--- Start ---

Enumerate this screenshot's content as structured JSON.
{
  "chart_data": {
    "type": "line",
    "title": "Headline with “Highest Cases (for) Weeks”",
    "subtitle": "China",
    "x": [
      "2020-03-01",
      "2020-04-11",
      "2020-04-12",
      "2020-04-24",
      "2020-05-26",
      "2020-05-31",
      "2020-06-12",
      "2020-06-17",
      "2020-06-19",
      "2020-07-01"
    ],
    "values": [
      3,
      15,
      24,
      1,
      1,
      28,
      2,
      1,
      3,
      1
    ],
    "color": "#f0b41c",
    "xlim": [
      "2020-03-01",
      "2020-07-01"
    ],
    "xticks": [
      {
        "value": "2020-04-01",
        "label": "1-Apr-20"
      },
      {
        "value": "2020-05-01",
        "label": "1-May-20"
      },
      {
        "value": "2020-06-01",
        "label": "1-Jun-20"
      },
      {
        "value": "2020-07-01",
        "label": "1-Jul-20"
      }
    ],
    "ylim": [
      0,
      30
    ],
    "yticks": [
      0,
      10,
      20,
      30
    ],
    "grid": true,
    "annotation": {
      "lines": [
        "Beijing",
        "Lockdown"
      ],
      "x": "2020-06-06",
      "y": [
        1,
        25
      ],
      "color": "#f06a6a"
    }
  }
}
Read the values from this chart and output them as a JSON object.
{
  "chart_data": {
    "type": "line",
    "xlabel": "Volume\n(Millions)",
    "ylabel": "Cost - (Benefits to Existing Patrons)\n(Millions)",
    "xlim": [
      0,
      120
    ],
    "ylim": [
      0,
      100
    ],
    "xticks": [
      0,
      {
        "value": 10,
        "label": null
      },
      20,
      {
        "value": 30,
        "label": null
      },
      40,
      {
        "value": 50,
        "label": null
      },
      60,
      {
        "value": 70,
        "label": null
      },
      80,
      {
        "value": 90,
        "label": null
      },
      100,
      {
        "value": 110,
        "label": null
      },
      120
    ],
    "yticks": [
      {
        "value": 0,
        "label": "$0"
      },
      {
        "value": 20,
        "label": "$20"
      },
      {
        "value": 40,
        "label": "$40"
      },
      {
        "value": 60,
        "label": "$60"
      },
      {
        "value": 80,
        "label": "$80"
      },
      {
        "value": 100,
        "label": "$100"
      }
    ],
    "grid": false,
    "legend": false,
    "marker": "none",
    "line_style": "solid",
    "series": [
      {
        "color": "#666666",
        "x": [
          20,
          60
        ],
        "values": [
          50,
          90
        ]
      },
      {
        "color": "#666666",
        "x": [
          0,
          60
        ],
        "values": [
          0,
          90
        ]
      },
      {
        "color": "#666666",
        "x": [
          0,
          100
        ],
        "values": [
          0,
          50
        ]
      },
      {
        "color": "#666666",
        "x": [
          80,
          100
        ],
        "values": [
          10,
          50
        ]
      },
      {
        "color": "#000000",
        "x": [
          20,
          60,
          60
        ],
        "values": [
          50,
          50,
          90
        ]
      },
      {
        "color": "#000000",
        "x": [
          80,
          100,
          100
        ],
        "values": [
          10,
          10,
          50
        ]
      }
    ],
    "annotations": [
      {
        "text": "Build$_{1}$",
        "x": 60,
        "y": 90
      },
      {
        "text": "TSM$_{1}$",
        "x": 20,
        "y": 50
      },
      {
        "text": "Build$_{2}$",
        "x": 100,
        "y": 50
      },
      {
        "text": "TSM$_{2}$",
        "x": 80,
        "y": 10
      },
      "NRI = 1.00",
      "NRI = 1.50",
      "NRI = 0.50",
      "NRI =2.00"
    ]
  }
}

--- End ---

> [PROBLEM STATEMENT]: Copy out each record, keeping every word as it is.

> [ANSWER IN FULL]:
Enumerate this screenshot's content as structured JSON.
{
  "chart_data": {
    "type": "line",
    "title": "Headline with “Highest Cases (for) Weeks”",
    "subtitle": "China",
    "x": [
      "2020-03-01",
      "2020-04-11",
      "2020-04-12",
      "2020-04-24",
      "2020-05-26",
      "2020-05-31",
      "2020-06-12",
      "2020-06-17",
      "2020-06-19",
      "2020-07-01"
    ],
    "values": [
      3,
      15,
      24,
      1,
      1,
      28,
      2,
      1,
      3,
      1
    ],
    "color": "#f0b41c",
    "xlim": [
      "2020-03-01",
      "2020-07-01"
    ],
    "xticks": [
      {
        "value": "2020-04-01",
        "label": "1-Apr-20"
      },
      {
        "value": "2020-05-01",
        "label": "1-May-20"
      },
      {
        "value": "2020-06-01",
        "label": "1-Jun-20"
      },
      {
        "value": "2020-07-01",
        "label": "1-Jul-20"
      }
    ],
    "ylim": [
      0,
      30
    ],
    "yticks": [
      0,
      10,
      20,
      30
    ],
    "grid": true,
    "annotation": {
      "lines": [
        "Beijing",
        "Lockdown"
      ],
      "x": "2020-06-06",
      "y": [
        1,
        25
      ],
      "color": "#f06a6a"
    }
  }
}
Read the values from this chart and output them as a JSON object.
{
  "chart_data": {
    "type": "line",
    "xlabel": "Volume\n(Millions)",
    "ylabel": "Cost - (Benefits to Existing Patrons)\n(Millions)",
    "xlim": [
      0,
      120
    ],
    "ylim": [
      0,
      100
    ],
    "xticks": [
      0,
      {
        "value": 10,
        "label": null
      },
      20,
      {
        "value": 30,
        "label": null
      },
      40,
      {
        "value": 50,
        "label": null
      },
      60,
      {
        "value": 70,
        "label": null
      },
      80,
      {
        "value": 90,
        "label": null
      },
      100,
      {
        "value": 110,
        "label": null
      },
      120
    ],
    "yticks": [
      {
        "value": 0,
        "label": "$0"
      },
      {
        "value": 20,
        "label": "$20"
      },
      {
        "value": 40,
        "label": "$40"
      },
      {
        "value": 60,
        "label": "$60"
      },
      {
        "value": 80,
        "label": "$80"
      },
      {
        "value": 100,
        "label": "$100"
      }
    ],
    "grid": false,
    "legend": false,
    "marker": "none",
    "line_style": "solid",
    "series": [
      {
        "color": "#666666",
        "x": [
          20,
          60
        ],
        "values": [
          50,
          90
        ]
      },
      {
        "color": "#666666",
        "x": [
          0,
          60
        ],
        "values": [
          0,
          90
        ]
      },
      {
        "color": "#666666",
        "x": [
          0,
          100
        ],
        "values": [
          0,
          50
        ]
      },
      {
        "color": "#666666",
        "x": [
          80,
          100
        ],
        "values": [
          10,
          50
        ]
      },
      {
        "color": "#000000",
        "x": [
          20,
          60,
          60
        ],
        "values": [
          50,
          50,
          90
        ]
      },
      {
        "color": "#000000",
        "x": [
          80,
          100,
          100
        ],
        "values": [
          10,
          10,
          50
        ]
      }
    ],
    "annotations": [
      {
        "text": "Build$_{1}$",
        "x": 60,
        "y": 90
      },
      {
        "text": "TSM$_{1}$",
        "x": 20,
        "y": 50
      },
      {
        "text": "Build$_{2}$",
        "x": 100,
        "y": 50
      },
      {
        "text": "TSM$_{2}$",
        "x": 80,
        "y": 10
      },
      "NRI = 1.00",
      "NRI = 1.50",
      "NRI = 0.50",
      "NRI =2.00"
    ]
  }
}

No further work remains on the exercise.